(Data entries)

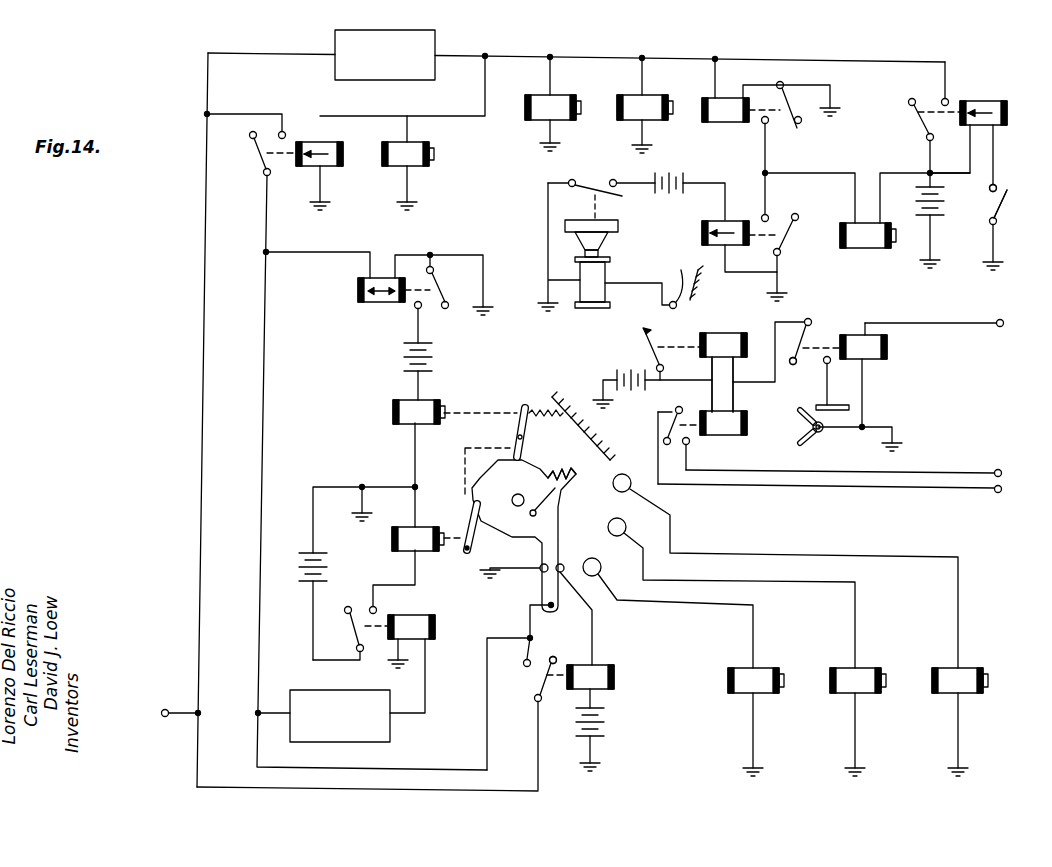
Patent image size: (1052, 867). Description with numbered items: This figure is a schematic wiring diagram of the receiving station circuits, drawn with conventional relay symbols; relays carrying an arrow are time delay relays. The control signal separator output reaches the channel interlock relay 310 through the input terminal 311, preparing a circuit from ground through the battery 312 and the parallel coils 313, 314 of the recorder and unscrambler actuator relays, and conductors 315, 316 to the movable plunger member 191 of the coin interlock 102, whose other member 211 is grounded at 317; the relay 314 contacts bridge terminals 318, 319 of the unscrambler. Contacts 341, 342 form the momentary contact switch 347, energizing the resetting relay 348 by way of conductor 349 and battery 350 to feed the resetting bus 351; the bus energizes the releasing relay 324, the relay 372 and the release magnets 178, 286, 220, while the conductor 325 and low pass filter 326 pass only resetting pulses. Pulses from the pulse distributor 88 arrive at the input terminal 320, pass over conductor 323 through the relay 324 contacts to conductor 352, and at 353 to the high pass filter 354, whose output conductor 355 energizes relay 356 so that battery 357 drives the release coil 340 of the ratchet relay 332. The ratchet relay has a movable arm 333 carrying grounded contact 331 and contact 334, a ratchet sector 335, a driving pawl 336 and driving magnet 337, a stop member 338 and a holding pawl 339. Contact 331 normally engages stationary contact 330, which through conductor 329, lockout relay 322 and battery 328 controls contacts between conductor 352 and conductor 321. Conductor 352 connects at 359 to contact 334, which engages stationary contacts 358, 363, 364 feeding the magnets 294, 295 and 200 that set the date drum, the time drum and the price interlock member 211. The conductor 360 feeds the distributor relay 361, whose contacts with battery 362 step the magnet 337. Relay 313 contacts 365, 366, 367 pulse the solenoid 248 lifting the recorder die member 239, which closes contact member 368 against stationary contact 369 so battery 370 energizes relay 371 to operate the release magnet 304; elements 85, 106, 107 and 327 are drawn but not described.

The switch 85 is at (654, 419).
The pulse distributor 88 is at (500, 488).
The coin interlock 102 is at (868, 412).
The relay assembly 106 is at (875, 341).
The relay assembly 107 is at (688, 323).
The release magnet 178 is at (425, 143).
The movable plunger member 191 is at (834, 403).
The magnet 200 is at (760, 668).
The bell crank member 211 is at (803, 438).
The release magnet 220 is at (655, 95).
The recorder die member 239 is at (620, 226).
The solenoid 248 is at (607, 272).
The release magnet 286 is at (565, 95).
The magnet coil 294 is at (964, 668).
The actuating magnet 295 is at (862, 668).
The release magnet 304 is at (865, 248).
The channel interlock relay 310 is at (875, 359).
The input terminal 311 is at (992, 330).
The battery 312 is at (617, 366).
The recorder actuator relay coil 313 is at (730, 333).
The unscrambler actuator relay coil 314 is at (727, 436).
The conductor 315 is at (805, 312).
The conductor 316 is at (800, 379).
The ground 317 is at (856, 430).
The terminal 318 is at (997, 469).
The terminal 319 is at (997, 493).
The input terminal 320 is at (172, 697).
The conductor 321 is at (338, 777).
The lockout relay 322 is at (615, 688).
The conductor 323 is at (196, 585).
The releasing relay 324 is at (302, 169).
The conductor 325 is at (258, 54).
The low pass filter 326 is at (383, 80).
The conductor 327 is at (472, 54).
The battery 328 is at (605, 732).
The conductor 329 is at (596, 648).
The stationary contact 330 is at (563, 565).
The grounded movable contact 331 is at (540, 575).
The ratchet relay 332 is at (545, 472).
The movable arm 333 is at (565, 608).
The movable contact 334 is at (560, 622).
The ratchet sector 335 is at (510, 530).
The driving pawl 336 is at (532, 425).
The driving magnet 337 is at (400, 425).
The stop member 338 is at (613, 451).
The holding pawl 339 is at (466, 517).
The release coil 340 is at (408, 552).
The contact 341 is at (1002, 215).
The contact 342 is at (1000, 190).
The momentary contact switch 347 is at (990, 200).
The resetting relay 348 is at (998, 101).
The conductor 349 is at (930, 147).
The battery 350 is at (912, 216).
The resetting bus 351 is at (430, 113).
The conductor 352 is at (263, 440).
The connection 353 is at (270, 706).
The high pass filter 354 is at (330, 742).
The output conductor 355 is at (428, 658).
The relay 356 is at (420, 615).
The battery 357 is at (330, 553).
The stationary contact 358 is at (613, 491).
The connection 359 is at (528, 613).
The conductor 360 is at (325, 252).
The distributor relay 361 is at (360, 305).
The battery 362 is at (446, 361).
The stationary contact 363 is at (627, 530).
The stationary contact 364 is at (603, 575).
The movable contact member 365 is at (644, 334).
The spring contact member 366 is at (668, 310).
The fixed contact member 367 is at (688, 276).
The contact member 368 is at (578, 179).
The stationary contact member 369 is at (612, 180).
The battery 370 is at (688, 172).
The relay 371 is at (700, 207).
The relay 372 is at (718, 122).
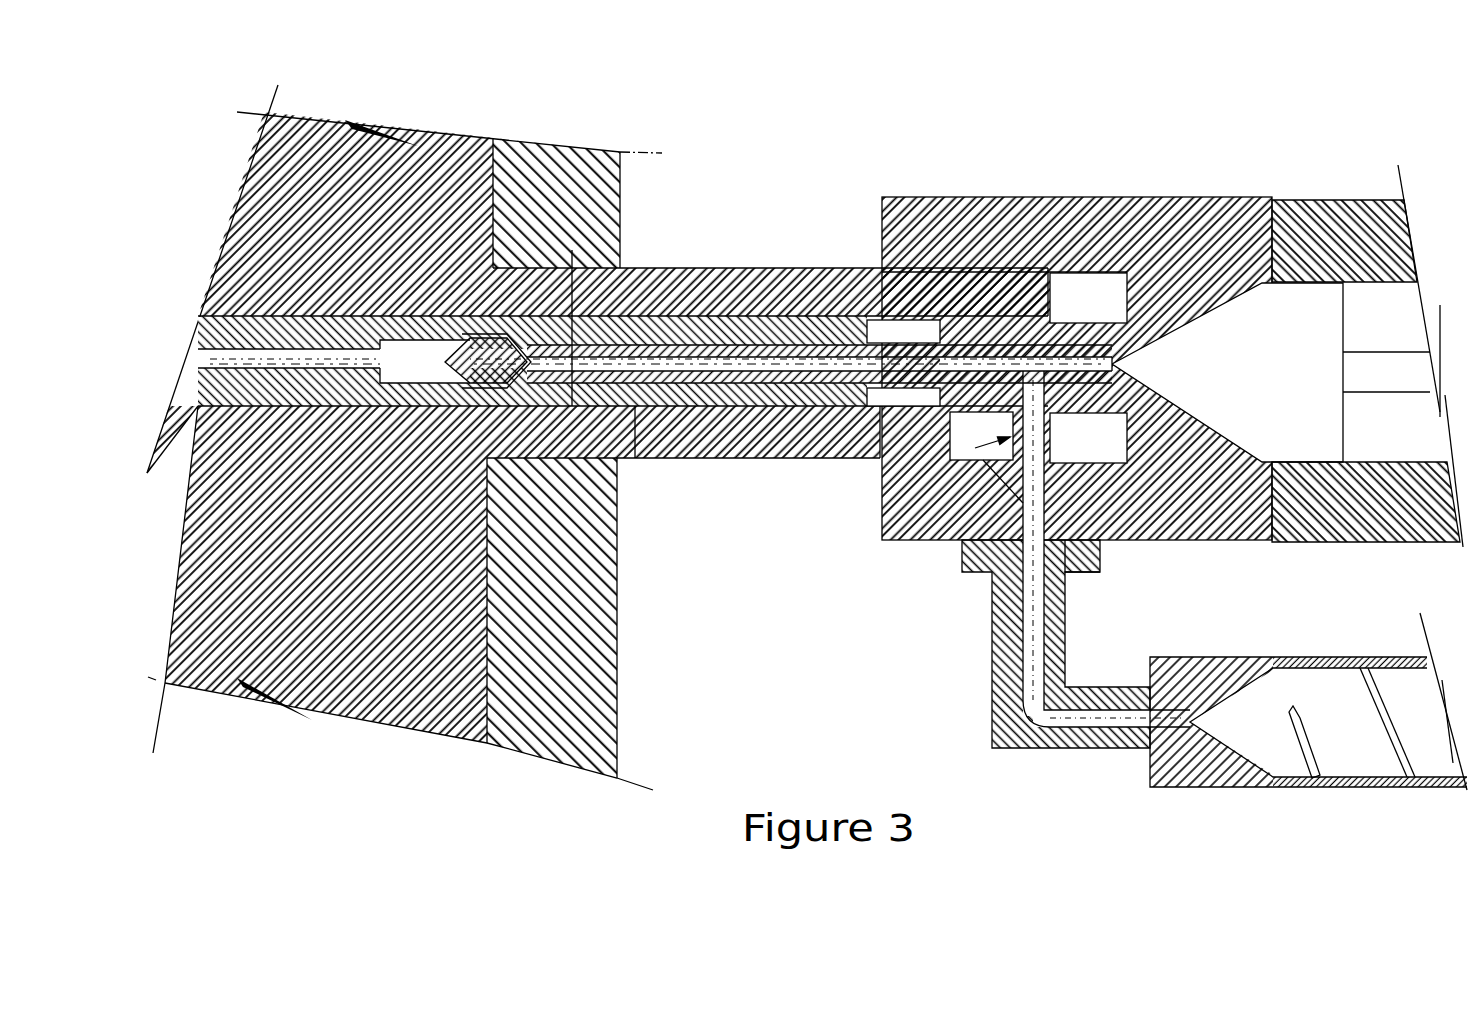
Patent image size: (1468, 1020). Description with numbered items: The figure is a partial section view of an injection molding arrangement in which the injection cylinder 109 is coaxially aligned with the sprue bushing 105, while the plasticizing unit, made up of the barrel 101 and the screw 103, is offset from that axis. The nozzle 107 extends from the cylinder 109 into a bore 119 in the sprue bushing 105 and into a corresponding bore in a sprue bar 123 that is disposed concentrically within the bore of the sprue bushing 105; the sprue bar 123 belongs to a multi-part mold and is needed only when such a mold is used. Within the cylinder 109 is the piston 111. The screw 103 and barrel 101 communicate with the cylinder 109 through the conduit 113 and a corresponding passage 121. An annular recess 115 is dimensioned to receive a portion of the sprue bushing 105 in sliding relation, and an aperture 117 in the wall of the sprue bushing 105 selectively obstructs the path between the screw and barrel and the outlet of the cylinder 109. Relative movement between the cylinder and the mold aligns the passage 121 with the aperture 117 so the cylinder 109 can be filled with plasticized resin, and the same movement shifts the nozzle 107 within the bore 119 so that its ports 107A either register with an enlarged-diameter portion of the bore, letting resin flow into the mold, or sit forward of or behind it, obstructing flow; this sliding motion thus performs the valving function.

The barrel 101 is at (1306, 757).
The screw 103 is at (1378, 701).
The sprue bushing 105 is at (770, 206).
The nozzle 107 is at (661, 235).
The ports 107A is at (527, 330).
The injection cylinder 109 is at (1077, 306).
The piston 111 is at (1287, 356).
The conduit 113 is at (1011, 651).
The annular recess 115 is at (938, 528).
The aperture 117 is at (1122, 567).
The bore 119 is at (750, 465).
The passage 121 is at (1140, 549).
The sprue bar 123 is at (569, 450).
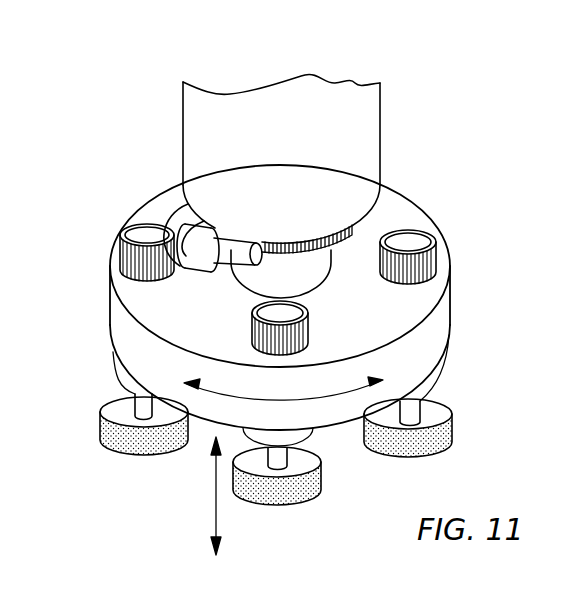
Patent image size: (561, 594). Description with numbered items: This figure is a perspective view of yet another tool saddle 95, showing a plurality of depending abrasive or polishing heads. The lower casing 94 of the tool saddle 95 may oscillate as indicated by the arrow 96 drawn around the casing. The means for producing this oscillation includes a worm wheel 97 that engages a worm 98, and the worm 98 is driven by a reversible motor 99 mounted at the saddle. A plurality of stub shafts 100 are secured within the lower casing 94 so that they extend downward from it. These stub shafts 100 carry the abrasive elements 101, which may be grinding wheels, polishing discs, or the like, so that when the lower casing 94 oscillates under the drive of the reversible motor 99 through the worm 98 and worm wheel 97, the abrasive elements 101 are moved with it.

The lower casing 94 is at (440, 320).
The tool saddle 95 is at (392, 150).
The arrow 96 is at (348, 395).
The worm wheel 97 is at (375, 237).
The worm 98 is at (238, 250).
The reversible motor 99 is at (185, 226).
The stub shafts 100 is at (143, 406).
The abrasive elements 101 is at (110, 445).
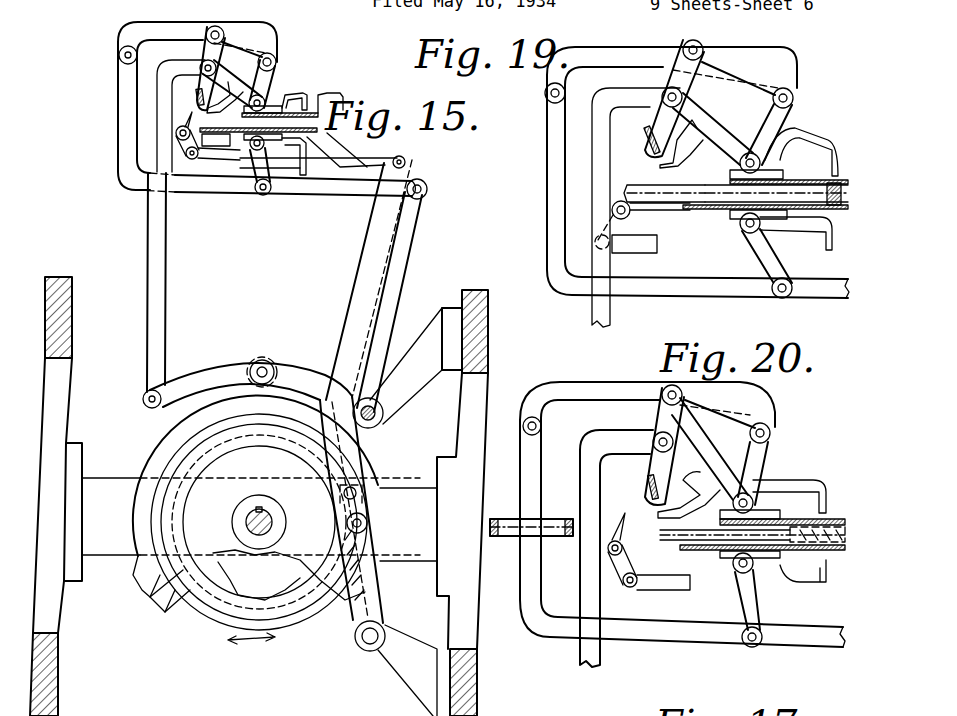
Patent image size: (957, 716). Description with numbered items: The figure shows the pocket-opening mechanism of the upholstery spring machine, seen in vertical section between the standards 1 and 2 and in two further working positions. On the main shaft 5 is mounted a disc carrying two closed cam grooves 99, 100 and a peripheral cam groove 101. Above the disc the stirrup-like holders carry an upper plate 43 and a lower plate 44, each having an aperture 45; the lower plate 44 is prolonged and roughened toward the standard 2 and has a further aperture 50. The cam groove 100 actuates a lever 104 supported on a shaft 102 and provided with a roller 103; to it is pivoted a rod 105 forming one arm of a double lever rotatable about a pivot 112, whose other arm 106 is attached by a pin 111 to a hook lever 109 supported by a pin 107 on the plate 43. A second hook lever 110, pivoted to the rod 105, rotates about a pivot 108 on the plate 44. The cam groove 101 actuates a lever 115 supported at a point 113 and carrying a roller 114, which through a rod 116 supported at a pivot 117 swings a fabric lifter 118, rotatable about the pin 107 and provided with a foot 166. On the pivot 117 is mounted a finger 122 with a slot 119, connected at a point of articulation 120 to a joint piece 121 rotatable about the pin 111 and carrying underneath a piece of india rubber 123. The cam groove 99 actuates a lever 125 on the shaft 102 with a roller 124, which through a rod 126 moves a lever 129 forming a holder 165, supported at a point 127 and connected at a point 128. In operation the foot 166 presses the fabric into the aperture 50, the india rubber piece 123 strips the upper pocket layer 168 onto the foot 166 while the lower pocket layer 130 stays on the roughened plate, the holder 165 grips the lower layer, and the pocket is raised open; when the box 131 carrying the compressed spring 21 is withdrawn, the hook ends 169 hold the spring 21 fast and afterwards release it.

In FIG. 15, the standard 1 is at (478, 393).
In FIG. 15, the standard 2 is at (70, 377).
In FIG. 15, the main shaft 5 is at (247, 522).
In FIG. 19, the spring 21 is at (838, 168).
In FIG. 20, the spring 21 is at (836, 558).
In FIG. 15, the upper plate 43 is at (320, 123).
In FIG. 20, the upper plate 43 is at (842, 520).
In FIG. 15, the lower plate 44 is at (292, 155).
In FIG. 20, the lower plate 44 is at (825, 555).
In FIG. 15, the aperture 45 is at (322, 159).
In FIG. 20, the aperture 45 is at (812, 536).
In FIG. 15, the aperture 50 is at (220, 147).
In FIG. 15, the cam groove 99 is at (240, 605).
In FIG. 15, the cam groove 100 is at (170, 600).
In FIG. 15, the peripheral cam groove 101 is at (158, 437).
In FIG. 15, the shaft 102 is at (368, 640).
In FIG. 15, the roller 103 is at (368, 522).
In FIG. 15, the lever 104 is at (420, 212).
In FIG. 15, the rod 105 is at (145, 192).
In FIG. 20, the rod 105 is at (531, 470).
In FIG. 15, the arm 106 is at (140, 22).
In FIG. 19, the arm 106 is at (618, 56).
In FIG. 20, the arm 106 is at (551, 380).
In FIG. 15, the pin 107 is at (260, 100).
In FIG. 20, the pin 107 is at (752, 495).
In FIG. 15, the pivot 108 is at (193, 161).
In FIG. 20, the pivot 108 is at (735, 570).
In FIG. 15, the hook lever 109 is at (276, 98).
In FIG. 20, the hook lever 109 is at (758, 455).
In FIG. 15, the hook lever 110 is at (257, 175).
In FIG. 15, the pin 111 is at (275, 62).
In FIG. 20, the pin 111 is at (765, 430).
In FIG. 15, the pivot 112 is at (121, 50).
In FIG. 20, the pivot 112 is at (541, 424).
In FIG. 15, the support point 113 is at (383, 418).
In FIG. 15, the roller 114 is at (270, 363).
In FIG. 15, the lever 115 is at (206, 376).
In FIG. 15, the rod 116 is at (163, 287).
In FIG. 20, the rod 116 is at (582, 646).
In FIG. 15, the pivot 117 is at (200, 70).
In FIG. 15, the fabric lifter 118 is at (242, 92).
In FIG. 19, the fabric lifter 118 is at (723, 130).
In FIG. 20, the fabric lifter 118 is at (705, 465).
In FIG. 15, the slot 119 is at (197, 80).
In FIG. 20, the slot 119 is at (658, 460).
In FIG. 15, the point of articulation 120 is at (219, 30).
In FIG. 20, the point of articulation 120 is at (665, 386).
In FIG. 15, the joint piece 121 is at (240, 46).
In FIG. 19, the joint piece 121 is at (753, 83).
In FIG. 20, the joint piece 121 is at (728, 412).
In FIG. 15, the finger 122 is at (208, 52).
In FIG. 20, the finger 122 is at (660, 420).
In FIG. 15, the india rubber piece 123 is at (200, 108).
In FIG. 19, the india rubber piece 123 is at (648, 148).
In FIG. 20, the india rubber piece 123 is at (648, 497).
In FIG. 15, the roller 124 is at (345, 482).
In FIG. 15, the lever 125 is at (409, 183).
In FIG. 15, the rod 126 is at (255, 148).
In FIG. 20, the rod 126 is at (660, 585).
In FIG. 15, the support point 127 is at (140, 182).
In FIG. 15, the connection point 128 is at (193, 161).
In FIG. 15, the lever 129 is at (183, 142).
In FIG. 20, the lever 129 is at (622, 565).
In FIG. 19, the lower pocket layer 130 is at (650, 205).
In FIG. 20, the lower pocket layer 130 is at (797, 548).
In FIG. 19, the box 131 is at (618, 180).
In FIG. 20, the box 131 is at (498, 540).
In FIG. 15, the holder 165 is at (187, 128).
In FIG. 20, the holder 165 is at (615, 542).
In FIG. 15, the foot 166 is at (210, 115).
In FIG. 19, the foot 166 is at (680, 165).
In FIG. 20, the foot 166 is at (672, 512).
In FIG. 19, the upper pocket layer 168 is at (700, 182).
In FIG. 20, the upper pocket layer 168 is at (798, 530).
In FIG. 15, the hook ends 169 is at (300, 103).
In FIG. 19, the hook ends 169 is at (792, 153).
In FIG. 20, the hook ends 169 is at (826, 480).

*DIRECTIONS FOR THIS TASK:*
Retype the lines above without change, starting with the line that contains "Patent image size: (1468, 1020)." and going on through the line that contains "The aperture 117 is at (1122, 567).".

*SOLUTION TO THE EXERCISE:*
Patent image size: (1468, 1020). Description with numbered items: The figure is a partial section view of an injection molding arrangement in which the injection cylinder 109 is coaxially aligned with the sprue bushing 105, while the plasticizing unit, made up of the barrel 101 and the screw 103, is offset from that axis. The nozzle 107 extends from the cylinder 109 into a bore 119 in the sprue bushing 105 and into a corresponding bore in a sprue bar 123 that is disposed concentrically within the bore of the sprue bushing 105; the sprue bar 123 belongs to a multi-part mold and is needed only when such a mold is used. Within the cylinder 109 is the piston 111. The screw 103 and barrel 101 communicate with the cylinder 109 through the conduit 113 and a corresponding passage 121. An annular recess 115 is dimensioned to receive a portion of the sprue bushing 105 in sliding relation, and an aperture 117 in the wall of the sprue bushing 105 selectively obstructs the path between the screw and barrel and the outlet of the cylinder 109. Relative movement between the cylinder and the mold aligns the passage 121 with the aperture 117 so the cylinder 109 can be filled with plasticized resin, and the same movement shifts the nozzle 107 within the bore 119 so that its ports 107A either register with an enlarged-diameter portion of the bore, letting resin flow into the mold, or sit forward of or behind it, obstructing flow; this sliding motion thus performs the valving function.

The barrel 101 is at (1306, 757).
The screw 103 is at (1378, 701).
The sprue bushing 105 is at (770, 206).
The nozzle 107 is at (661, 235).
The ports 107A is at (527, 330).
The injection cylinder 109 is at (1077, 306).
The piston 111 is at (1287, 356).
The conduit 113 is at (1011, 651).
The annular recess 115 is at (938, 528).
The aperture 117 is at (1122, 567).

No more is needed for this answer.